Work to complete - Pull out every line below that holds the word "Privacy".

Dataset items:

━━━

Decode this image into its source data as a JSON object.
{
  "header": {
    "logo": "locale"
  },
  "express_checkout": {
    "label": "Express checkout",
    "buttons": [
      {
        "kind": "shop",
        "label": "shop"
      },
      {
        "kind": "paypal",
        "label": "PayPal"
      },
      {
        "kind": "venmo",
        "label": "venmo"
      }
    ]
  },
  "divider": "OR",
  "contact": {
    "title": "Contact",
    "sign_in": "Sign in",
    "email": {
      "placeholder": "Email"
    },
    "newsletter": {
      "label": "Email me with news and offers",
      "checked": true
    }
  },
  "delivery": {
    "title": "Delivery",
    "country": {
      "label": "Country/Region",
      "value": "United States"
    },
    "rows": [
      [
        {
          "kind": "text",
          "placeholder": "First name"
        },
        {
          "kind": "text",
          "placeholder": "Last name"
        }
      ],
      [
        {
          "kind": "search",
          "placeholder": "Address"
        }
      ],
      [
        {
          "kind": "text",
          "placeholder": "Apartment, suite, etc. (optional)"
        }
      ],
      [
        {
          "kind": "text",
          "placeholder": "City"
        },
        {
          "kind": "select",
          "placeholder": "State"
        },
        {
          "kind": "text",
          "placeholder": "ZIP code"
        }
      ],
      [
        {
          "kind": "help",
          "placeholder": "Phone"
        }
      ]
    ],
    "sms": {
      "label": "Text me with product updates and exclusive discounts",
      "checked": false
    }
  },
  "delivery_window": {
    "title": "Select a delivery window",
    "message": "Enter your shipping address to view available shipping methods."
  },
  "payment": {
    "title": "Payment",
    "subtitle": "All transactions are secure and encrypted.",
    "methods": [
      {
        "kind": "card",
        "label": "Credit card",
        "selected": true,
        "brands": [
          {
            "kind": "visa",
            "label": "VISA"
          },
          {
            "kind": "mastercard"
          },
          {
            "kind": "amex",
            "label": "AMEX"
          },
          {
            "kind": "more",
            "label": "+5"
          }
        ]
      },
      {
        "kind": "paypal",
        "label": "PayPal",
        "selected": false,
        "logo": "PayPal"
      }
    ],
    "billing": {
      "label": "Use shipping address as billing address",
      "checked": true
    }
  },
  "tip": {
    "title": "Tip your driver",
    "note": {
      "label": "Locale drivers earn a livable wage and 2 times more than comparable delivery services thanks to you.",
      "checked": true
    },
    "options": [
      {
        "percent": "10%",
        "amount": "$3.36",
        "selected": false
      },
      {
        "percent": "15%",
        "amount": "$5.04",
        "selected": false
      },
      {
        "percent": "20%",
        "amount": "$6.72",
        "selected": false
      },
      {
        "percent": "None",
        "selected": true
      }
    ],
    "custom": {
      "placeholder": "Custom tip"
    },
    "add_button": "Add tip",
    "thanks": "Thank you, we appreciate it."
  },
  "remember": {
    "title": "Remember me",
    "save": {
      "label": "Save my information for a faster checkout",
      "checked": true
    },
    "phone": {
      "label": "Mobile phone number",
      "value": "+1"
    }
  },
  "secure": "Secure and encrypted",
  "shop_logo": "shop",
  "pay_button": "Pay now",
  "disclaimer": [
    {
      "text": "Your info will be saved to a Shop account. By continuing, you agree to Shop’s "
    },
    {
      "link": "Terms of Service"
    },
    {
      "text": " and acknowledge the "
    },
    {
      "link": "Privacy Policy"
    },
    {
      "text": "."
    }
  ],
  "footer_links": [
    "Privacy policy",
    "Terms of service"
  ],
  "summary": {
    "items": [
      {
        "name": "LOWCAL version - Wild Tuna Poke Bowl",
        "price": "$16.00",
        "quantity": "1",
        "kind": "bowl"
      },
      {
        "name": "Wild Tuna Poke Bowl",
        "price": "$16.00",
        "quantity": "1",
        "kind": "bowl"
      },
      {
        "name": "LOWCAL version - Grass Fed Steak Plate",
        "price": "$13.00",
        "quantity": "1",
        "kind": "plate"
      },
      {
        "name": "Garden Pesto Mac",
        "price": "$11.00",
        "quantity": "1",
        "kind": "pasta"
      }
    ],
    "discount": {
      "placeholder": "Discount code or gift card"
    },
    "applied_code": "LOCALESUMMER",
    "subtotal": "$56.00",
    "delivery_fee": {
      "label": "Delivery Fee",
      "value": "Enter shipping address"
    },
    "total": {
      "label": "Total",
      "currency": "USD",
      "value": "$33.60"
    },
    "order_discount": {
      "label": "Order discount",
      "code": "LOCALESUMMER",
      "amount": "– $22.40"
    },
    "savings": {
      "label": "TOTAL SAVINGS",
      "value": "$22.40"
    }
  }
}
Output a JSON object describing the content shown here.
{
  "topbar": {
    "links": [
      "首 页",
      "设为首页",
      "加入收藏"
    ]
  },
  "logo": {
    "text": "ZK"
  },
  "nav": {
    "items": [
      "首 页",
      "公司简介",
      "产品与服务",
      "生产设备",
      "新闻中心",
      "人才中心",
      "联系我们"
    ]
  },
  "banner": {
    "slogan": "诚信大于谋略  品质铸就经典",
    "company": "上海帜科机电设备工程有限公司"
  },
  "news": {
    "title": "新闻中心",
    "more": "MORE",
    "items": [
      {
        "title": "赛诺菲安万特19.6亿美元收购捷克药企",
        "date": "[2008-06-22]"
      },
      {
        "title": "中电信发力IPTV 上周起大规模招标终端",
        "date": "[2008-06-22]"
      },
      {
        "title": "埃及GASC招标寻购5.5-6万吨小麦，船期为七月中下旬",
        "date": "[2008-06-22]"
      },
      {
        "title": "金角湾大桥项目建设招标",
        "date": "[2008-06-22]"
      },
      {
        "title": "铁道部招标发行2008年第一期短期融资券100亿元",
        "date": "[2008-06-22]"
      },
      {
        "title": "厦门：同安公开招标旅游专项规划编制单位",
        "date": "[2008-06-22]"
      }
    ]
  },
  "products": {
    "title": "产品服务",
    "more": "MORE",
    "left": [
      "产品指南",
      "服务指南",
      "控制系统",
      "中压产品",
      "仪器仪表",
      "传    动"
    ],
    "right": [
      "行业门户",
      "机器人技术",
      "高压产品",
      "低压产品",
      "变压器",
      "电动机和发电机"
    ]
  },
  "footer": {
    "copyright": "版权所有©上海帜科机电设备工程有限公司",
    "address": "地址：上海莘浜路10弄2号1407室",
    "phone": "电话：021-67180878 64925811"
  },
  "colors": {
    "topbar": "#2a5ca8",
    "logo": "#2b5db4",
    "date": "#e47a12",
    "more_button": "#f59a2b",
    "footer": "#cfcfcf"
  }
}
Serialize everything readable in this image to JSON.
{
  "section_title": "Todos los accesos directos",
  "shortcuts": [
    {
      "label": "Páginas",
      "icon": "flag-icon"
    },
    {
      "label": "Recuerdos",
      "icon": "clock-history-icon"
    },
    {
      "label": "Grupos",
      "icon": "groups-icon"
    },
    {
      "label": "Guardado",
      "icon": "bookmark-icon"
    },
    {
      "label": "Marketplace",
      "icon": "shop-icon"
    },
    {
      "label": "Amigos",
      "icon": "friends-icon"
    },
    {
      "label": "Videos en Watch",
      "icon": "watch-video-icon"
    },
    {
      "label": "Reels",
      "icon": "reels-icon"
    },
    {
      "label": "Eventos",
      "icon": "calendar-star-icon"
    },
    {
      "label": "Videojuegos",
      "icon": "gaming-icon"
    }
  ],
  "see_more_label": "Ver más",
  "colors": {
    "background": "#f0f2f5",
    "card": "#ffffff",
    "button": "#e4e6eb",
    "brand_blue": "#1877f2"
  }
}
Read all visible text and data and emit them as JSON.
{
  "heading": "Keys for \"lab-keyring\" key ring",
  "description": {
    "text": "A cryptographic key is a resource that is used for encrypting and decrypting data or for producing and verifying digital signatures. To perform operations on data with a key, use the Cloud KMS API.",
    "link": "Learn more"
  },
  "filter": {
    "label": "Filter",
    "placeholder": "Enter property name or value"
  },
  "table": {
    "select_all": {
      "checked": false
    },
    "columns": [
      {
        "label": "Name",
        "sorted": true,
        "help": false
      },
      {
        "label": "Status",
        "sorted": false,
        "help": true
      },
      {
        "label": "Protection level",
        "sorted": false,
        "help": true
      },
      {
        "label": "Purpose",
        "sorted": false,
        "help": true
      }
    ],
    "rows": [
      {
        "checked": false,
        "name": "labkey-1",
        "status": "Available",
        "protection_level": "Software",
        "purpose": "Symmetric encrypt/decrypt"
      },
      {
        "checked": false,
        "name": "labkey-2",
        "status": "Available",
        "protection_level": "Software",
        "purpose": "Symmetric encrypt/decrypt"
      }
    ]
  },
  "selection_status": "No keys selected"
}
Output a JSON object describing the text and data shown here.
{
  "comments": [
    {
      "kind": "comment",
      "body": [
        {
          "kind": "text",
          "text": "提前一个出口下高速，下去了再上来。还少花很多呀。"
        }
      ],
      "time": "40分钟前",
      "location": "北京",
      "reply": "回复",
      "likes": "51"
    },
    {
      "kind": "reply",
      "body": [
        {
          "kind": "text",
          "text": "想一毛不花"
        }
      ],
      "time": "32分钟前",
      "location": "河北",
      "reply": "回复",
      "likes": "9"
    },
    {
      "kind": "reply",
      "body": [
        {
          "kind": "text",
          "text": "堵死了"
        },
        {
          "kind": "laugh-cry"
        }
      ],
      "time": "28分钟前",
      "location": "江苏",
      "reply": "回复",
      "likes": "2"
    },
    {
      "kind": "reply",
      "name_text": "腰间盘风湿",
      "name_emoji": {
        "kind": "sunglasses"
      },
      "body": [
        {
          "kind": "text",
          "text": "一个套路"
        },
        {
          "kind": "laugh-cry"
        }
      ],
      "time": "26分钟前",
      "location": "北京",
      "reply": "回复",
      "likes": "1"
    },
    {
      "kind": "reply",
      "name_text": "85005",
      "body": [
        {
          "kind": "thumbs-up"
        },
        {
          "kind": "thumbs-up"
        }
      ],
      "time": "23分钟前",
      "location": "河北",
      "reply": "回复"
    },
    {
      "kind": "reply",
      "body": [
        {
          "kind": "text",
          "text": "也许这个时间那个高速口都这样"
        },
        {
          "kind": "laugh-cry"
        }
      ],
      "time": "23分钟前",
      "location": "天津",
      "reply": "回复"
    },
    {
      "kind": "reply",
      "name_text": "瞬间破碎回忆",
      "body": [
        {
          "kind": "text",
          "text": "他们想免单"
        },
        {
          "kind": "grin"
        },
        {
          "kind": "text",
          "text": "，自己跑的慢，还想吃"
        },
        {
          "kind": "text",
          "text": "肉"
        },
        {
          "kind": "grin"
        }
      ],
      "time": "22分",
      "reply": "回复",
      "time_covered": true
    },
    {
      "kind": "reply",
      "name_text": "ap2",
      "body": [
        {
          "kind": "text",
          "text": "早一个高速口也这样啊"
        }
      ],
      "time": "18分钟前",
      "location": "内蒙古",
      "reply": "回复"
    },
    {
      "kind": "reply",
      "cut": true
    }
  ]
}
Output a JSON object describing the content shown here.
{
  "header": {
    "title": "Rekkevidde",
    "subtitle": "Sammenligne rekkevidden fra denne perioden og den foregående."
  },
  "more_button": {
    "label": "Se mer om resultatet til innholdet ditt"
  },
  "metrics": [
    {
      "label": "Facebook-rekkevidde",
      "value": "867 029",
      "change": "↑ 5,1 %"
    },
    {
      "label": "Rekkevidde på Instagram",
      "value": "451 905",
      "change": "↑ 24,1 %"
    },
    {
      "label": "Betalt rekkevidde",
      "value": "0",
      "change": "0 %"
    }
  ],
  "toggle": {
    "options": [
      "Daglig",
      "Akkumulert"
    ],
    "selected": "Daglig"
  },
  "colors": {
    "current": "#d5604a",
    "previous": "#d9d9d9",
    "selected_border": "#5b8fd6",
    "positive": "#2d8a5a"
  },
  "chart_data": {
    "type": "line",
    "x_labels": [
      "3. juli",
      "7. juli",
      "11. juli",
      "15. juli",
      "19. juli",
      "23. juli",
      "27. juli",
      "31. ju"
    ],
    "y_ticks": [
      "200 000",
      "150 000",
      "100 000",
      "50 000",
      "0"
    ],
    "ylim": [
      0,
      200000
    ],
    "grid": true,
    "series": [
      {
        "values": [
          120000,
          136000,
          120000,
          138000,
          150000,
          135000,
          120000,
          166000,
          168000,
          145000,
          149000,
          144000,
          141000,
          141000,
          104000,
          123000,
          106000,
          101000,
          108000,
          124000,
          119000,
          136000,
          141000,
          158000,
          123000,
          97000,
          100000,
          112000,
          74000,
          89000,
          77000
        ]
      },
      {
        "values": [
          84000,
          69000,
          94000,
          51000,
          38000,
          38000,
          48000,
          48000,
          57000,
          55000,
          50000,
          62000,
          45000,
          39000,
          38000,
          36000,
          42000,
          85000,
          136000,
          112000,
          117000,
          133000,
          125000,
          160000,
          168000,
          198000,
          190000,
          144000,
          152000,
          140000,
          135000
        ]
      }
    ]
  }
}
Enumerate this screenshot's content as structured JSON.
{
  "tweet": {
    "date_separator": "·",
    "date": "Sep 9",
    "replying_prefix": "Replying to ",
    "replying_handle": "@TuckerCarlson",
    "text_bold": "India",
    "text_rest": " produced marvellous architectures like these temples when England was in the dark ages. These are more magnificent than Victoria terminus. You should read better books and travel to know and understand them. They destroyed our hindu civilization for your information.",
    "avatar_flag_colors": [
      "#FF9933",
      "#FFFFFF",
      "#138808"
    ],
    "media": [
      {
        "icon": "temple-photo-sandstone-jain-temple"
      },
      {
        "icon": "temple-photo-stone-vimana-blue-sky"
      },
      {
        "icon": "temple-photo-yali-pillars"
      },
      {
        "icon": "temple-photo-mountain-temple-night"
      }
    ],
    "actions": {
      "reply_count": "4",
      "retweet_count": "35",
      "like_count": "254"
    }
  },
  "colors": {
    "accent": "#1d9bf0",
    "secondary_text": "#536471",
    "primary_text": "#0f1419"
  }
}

━━━

Solution to the problem -
      "link": "Privacy Policy"
    "Privacy policy",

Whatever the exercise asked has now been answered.